### AIM OF THE EXERCISE:
Find the lines holding "Read" and copy them.

----

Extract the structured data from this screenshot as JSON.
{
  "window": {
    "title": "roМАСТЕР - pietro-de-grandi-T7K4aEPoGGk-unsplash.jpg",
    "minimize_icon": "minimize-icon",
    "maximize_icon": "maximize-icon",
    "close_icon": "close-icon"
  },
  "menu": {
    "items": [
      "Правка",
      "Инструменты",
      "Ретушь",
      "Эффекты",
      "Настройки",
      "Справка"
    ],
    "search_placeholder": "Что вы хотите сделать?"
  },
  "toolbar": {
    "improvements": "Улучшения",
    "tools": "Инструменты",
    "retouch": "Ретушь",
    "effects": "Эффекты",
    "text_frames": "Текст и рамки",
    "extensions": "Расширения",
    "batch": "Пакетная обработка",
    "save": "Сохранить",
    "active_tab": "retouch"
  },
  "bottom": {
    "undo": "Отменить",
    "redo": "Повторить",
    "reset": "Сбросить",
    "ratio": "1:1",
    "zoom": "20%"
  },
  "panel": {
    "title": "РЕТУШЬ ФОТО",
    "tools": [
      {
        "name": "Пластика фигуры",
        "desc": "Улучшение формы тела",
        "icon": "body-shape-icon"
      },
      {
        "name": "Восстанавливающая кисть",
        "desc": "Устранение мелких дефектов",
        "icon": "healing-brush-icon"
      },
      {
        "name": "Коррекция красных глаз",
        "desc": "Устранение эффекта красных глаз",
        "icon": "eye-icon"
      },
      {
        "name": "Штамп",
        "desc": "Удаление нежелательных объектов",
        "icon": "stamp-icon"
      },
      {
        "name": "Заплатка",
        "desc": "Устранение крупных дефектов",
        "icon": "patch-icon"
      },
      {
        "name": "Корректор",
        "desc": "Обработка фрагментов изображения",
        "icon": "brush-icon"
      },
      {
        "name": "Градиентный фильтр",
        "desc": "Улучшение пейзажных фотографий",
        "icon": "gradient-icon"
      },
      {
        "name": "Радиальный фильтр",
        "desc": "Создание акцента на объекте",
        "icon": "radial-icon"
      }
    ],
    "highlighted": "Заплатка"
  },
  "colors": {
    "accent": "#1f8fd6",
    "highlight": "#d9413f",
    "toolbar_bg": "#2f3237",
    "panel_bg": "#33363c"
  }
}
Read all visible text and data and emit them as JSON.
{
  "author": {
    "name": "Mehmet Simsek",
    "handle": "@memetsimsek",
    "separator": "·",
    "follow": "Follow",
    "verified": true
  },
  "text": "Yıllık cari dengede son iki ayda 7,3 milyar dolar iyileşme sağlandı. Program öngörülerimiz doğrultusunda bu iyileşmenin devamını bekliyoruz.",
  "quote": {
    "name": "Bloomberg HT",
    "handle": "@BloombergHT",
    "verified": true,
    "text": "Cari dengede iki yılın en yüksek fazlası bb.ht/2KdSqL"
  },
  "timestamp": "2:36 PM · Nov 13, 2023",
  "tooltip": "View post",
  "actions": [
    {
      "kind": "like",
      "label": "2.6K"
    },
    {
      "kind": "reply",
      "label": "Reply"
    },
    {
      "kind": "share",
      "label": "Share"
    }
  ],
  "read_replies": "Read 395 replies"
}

----

### SOLUTION:
Read all visible text and data and emit them as JSON.
  "read_replies": "Read 395 replies"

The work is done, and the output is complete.